→ SOURCE TEXT:
The becoming of the research is here explored through autoethnography, a qualitative research method that is at the same time a process and a product (Ellis 2004), applied when “the researcher is the subject of study” (Hughes and Pennington 2017, 5), a method partly emerging from the way that “some anthropologists began actively questioning their ways of knowing about others” (8). The method seemed well suited to investigate and review my journey throughout the research process. Finding courage in the notion of Braun, Clarke and Gray that when publishing academic papers, researchers rarely provide information on their uncertainties, challenges and “what at the time can feel like complete disaster to manage” (2017, 6), what follows is an honest telling about my ‘travels’ through the research process. The chapter, arranged in chronological order, trails the setting of the research outline, its aim and scope and follows the performing of the research before narrating some lessons learned during the process.

The Search for Ground Zero

As can be gathered from the title and context of this book, my position as researcher was within the research project titled Mobilities on the margins—creative processes of place making, funded by The Icelandic Centre for Research. While the title of the underlying project set the general tone, by the time of my employment the part I was to conduct, tourism research in Melrakkaslétta, was still scarcely defined. In retrospect, I should from the start have set my focus on the why and what-for of the research—as in why conduct tourism research in a non-touristy area, and to what purpose. Truth be told, those were not my focus points. Instead, I went straight on and got lost in the question of how to perform the research.

Diving in headfirst, my PhD study felt like the chance to learn and try out new ways of conducting research. I drowned myself in literature on research methods and then eagerly stressed to my supervisors my many ideas on methods to apply within and beyond Melrakkaslétta. Their reply was something in the line of “You need to think about the ontological and epistemological approach of the research”. Such big words. Coming from applied research, this was a bit far from my everyday language, whether in English or Icelandic. It turned out that I was getting lost in a familiar process of being “more interested in solving a problem than in promoting analytical, theoretically informed work” (Gobo 2018, 66). Back to the reading, this time on research design, study outline and paradigms; ontology, epistemology and methodology—only to find somewhat conflicting information and an interchangeable use of terms. This led me to a vast literature on philosophical thinking where the list of what felt like necessary readings just kept growing. What I became sadly aware of during these months of falling further down the bottomless barrel of existing literature was that, given the half a century I had on my back, chances were my years ahead just would not cut it.

→ WHAT IS EXPECTED:
Reproduce the passage about the research process word for word, from "The Search for" up to and including "perform the research.". Work only from the passage about the research process.

Document layout detection records
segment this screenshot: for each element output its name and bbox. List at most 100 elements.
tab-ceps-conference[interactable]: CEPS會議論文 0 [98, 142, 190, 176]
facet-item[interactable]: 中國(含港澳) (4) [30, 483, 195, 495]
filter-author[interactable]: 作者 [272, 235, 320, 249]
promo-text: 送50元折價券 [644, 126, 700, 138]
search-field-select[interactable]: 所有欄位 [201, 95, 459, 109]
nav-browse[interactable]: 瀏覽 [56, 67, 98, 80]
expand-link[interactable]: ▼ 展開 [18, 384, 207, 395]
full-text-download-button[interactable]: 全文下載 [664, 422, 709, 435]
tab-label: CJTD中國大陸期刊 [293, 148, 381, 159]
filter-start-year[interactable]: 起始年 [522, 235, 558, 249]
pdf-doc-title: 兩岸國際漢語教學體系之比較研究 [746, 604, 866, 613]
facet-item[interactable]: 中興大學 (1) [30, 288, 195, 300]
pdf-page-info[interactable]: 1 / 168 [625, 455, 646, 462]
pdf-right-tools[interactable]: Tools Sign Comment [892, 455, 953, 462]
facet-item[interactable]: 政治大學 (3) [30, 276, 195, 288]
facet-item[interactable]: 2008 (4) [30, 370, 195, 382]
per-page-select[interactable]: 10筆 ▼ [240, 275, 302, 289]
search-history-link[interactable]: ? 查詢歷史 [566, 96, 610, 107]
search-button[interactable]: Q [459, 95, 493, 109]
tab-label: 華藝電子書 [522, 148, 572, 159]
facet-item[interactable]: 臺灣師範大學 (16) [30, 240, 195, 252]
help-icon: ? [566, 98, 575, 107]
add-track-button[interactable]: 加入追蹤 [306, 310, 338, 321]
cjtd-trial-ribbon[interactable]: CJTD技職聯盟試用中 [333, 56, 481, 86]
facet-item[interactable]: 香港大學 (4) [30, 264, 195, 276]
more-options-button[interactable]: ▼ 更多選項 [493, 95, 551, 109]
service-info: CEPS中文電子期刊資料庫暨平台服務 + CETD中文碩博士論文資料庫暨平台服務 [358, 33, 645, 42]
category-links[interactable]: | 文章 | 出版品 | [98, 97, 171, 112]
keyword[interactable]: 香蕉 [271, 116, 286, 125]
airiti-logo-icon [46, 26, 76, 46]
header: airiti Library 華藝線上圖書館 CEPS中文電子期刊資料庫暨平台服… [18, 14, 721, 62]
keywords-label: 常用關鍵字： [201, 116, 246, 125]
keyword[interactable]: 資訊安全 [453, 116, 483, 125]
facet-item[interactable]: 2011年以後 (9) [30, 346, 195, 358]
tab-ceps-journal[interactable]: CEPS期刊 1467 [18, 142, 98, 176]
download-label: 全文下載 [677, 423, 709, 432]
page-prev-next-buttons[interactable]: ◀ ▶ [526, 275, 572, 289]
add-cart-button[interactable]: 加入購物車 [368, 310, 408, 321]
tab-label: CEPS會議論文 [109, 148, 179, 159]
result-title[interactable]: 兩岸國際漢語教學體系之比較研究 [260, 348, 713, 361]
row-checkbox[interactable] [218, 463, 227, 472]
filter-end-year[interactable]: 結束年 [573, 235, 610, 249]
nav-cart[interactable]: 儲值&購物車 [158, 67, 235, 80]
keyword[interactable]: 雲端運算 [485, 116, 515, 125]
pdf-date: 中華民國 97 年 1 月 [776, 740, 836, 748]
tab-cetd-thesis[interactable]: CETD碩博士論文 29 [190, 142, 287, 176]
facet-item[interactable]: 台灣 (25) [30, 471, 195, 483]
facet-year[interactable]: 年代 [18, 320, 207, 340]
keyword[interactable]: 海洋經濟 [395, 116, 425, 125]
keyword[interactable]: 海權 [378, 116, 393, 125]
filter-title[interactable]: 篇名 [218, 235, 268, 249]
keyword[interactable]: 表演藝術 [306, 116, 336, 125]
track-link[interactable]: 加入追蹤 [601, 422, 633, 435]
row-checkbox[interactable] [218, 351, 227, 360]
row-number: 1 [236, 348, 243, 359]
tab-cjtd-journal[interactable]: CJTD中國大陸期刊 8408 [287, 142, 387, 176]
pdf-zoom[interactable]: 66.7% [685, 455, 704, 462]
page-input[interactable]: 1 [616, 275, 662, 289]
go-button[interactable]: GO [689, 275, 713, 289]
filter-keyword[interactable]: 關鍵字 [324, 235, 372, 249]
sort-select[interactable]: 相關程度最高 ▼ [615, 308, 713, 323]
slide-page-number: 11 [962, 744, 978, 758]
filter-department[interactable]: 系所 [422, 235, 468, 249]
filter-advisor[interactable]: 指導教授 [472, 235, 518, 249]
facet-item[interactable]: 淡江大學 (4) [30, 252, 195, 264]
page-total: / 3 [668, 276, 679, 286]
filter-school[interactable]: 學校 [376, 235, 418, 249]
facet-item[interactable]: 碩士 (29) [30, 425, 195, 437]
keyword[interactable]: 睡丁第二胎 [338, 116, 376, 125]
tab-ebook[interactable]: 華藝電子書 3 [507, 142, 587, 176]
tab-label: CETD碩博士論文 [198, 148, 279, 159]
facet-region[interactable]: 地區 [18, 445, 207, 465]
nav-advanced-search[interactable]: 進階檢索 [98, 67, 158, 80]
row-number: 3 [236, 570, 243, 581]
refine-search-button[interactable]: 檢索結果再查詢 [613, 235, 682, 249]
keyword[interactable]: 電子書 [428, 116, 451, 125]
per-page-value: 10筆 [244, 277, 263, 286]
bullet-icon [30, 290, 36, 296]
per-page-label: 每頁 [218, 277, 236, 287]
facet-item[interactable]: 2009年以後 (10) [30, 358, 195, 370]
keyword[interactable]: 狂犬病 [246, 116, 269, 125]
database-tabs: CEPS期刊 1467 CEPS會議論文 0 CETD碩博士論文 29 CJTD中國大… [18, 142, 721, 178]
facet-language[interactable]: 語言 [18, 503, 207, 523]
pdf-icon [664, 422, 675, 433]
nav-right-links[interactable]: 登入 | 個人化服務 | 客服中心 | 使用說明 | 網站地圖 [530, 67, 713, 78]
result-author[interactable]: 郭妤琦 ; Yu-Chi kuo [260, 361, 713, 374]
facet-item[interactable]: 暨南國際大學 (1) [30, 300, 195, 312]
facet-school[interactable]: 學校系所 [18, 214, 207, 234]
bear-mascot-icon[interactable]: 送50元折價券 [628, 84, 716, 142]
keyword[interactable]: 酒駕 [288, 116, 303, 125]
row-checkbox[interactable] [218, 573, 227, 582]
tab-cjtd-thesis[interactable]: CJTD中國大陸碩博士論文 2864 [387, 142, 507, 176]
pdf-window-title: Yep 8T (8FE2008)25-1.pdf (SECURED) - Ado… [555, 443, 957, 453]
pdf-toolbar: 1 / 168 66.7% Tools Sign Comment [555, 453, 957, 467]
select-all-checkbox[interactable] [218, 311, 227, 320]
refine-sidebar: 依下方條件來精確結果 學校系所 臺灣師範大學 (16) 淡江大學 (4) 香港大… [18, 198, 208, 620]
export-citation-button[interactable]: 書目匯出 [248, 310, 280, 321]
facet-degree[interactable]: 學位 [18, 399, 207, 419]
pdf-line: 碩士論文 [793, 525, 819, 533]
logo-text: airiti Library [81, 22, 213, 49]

→ COMPLETED EXERCISE:
The Search for Ground Zero

As can be gathered from the title and context of this book, my position as researcher was within the research project titled Mobilities on the margins—creative processes of place making, funded by The Icelandic Centre for Research. While the title of the underlying project set the general tone, by the time of my employment the part I was to conduct, tourism research in Melrakkaslétta, was still scarcely defined. In retrospect, I should from the start have set my focus on the why and what-for of the research—as in why conduct tourism research in a non-touristy area, and to what purpose. Truth be told, those were not my focus points. Instead, I went straight on and got lost in the question of how to perform the research.